◆ **Exercise description**:
Search the material and gather each line with "باشید" in it.

***** Dataset rows *****

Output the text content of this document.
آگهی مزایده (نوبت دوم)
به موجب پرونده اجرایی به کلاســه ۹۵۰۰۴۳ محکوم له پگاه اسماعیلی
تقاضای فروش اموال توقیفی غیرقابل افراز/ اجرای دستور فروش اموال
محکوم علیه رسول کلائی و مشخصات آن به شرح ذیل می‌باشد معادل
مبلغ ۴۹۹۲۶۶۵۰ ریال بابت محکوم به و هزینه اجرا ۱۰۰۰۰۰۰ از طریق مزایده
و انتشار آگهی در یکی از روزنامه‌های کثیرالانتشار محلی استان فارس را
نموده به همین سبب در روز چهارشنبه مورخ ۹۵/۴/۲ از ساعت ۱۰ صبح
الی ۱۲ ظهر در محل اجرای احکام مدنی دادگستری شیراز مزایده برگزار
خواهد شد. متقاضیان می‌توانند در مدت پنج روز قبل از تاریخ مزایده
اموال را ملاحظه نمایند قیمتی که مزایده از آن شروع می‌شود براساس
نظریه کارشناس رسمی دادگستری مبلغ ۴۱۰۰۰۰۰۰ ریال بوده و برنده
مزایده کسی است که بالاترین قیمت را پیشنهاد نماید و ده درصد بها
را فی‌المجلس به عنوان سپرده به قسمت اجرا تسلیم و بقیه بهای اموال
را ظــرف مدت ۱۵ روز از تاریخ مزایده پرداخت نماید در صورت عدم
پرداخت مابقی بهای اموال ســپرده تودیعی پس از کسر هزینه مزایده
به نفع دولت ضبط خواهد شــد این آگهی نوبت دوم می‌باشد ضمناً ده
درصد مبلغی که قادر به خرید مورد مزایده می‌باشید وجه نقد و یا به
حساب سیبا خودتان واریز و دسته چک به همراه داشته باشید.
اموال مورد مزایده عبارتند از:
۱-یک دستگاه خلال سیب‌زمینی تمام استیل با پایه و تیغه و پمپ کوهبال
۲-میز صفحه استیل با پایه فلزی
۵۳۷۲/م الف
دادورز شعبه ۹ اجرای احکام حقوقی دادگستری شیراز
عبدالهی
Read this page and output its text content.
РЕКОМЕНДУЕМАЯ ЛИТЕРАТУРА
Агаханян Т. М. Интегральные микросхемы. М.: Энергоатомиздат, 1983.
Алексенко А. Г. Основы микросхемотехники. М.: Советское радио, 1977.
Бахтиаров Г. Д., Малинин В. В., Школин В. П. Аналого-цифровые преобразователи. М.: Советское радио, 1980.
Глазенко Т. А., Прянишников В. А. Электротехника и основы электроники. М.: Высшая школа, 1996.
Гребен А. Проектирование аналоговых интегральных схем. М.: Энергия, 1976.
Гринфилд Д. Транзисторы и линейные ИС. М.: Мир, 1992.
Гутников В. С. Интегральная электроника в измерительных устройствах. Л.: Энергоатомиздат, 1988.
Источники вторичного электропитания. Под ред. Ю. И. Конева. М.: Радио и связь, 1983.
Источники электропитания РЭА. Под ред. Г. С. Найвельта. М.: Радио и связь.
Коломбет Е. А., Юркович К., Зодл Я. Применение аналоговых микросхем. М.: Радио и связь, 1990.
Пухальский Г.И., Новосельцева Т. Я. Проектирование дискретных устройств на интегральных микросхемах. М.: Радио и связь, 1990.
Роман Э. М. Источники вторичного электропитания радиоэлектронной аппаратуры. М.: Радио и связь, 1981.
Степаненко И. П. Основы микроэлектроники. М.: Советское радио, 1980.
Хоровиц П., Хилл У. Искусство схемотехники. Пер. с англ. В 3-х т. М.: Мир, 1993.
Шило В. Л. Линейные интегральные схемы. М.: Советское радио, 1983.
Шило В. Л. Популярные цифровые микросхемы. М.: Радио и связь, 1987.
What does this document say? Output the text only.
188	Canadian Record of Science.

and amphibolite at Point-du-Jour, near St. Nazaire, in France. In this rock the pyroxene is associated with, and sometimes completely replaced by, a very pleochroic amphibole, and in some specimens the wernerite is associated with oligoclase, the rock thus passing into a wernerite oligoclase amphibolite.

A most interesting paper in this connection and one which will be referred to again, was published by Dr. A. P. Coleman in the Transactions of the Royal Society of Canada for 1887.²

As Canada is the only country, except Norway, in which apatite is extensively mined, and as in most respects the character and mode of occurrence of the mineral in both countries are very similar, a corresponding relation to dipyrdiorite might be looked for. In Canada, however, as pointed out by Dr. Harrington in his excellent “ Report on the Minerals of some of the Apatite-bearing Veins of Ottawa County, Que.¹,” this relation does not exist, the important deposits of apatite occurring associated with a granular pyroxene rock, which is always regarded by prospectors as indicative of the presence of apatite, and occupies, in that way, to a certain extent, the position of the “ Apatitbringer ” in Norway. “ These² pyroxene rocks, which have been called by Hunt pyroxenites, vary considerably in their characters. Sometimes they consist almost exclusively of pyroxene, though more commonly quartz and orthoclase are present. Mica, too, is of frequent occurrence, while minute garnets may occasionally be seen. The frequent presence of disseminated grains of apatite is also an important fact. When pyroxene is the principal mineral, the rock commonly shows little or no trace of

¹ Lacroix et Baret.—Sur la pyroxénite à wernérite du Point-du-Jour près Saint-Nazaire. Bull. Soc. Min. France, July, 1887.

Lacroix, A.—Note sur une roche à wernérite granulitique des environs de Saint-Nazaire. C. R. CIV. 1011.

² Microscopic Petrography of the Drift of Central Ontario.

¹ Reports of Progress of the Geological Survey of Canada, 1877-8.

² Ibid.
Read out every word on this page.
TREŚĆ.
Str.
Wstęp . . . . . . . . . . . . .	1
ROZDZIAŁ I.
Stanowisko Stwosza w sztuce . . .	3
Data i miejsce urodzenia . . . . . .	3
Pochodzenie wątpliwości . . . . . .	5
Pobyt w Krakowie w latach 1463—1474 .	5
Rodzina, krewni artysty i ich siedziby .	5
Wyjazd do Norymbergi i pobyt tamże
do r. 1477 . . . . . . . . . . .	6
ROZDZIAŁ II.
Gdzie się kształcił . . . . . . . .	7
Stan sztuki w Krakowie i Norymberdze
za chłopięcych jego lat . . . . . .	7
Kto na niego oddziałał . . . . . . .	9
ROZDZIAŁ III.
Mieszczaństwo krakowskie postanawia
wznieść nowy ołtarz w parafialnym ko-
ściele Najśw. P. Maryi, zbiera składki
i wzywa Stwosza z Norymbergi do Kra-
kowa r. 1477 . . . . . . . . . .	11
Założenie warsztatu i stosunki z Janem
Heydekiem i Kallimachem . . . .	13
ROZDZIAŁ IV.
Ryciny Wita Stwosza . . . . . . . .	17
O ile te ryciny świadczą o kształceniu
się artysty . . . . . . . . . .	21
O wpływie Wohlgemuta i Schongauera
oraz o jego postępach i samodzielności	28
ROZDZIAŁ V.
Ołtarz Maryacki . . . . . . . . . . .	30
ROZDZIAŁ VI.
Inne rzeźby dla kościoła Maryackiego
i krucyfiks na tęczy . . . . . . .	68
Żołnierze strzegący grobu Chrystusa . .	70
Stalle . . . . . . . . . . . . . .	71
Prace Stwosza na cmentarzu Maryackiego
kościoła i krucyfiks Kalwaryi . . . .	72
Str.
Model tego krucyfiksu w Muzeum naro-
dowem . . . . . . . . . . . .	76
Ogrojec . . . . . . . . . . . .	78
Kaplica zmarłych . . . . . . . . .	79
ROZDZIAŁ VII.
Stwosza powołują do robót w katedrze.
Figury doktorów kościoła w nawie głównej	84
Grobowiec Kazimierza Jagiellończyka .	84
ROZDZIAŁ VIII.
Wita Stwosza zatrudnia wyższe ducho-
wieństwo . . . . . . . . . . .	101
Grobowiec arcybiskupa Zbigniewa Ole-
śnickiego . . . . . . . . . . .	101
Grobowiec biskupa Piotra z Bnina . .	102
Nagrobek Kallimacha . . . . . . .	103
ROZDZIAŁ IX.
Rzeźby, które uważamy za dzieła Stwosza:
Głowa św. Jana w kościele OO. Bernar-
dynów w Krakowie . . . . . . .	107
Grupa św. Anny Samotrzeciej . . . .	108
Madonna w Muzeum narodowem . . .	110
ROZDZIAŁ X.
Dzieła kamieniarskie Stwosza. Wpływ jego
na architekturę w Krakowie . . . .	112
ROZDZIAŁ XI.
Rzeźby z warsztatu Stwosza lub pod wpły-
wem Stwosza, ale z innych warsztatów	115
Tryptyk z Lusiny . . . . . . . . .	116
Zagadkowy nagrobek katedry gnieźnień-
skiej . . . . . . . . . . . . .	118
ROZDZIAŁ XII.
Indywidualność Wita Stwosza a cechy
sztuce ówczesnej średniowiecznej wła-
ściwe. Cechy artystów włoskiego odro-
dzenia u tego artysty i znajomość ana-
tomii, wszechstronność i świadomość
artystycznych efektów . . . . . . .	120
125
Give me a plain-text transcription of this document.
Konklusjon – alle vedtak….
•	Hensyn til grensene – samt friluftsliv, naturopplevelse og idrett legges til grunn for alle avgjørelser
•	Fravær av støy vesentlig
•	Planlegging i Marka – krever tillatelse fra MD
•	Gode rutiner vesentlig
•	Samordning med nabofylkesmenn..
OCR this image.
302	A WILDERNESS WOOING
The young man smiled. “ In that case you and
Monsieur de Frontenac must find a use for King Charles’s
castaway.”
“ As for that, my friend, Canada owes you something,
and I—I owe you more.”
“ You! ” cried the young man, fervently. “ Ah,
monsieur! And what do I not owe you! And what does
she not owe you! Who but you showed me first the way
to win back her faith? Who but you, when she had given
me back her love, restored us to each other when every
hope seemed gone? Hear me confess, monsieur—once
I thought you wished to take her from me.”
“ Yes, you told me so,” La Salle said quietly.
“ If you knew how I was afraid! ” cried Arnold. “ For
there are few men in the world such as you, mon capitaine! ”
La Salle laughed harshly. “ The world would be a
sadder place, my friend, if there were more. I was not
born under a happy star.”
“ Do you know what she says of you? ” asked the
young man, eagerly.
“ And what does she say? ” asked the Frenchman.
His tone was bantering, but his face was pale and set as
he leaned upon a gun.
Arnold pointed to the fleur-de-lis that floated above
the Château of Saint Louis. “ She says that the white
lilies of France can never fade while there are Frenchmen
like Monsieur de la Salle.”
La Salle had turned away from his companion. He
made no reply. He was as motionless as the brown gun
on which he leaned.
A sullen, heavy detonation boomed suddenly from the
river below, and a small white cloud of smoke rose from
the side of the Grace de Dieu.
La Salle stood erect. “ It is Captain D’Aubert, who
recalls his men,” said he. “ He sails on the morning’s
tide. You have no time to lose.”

*****

◆ **The response**:
درصد مبلغی که قادر به خرید مورد مزایده می‌باشید وجه نقد و یا به
حساب سیبا خودتان واریز و دسته چک به همراه داشته باشید.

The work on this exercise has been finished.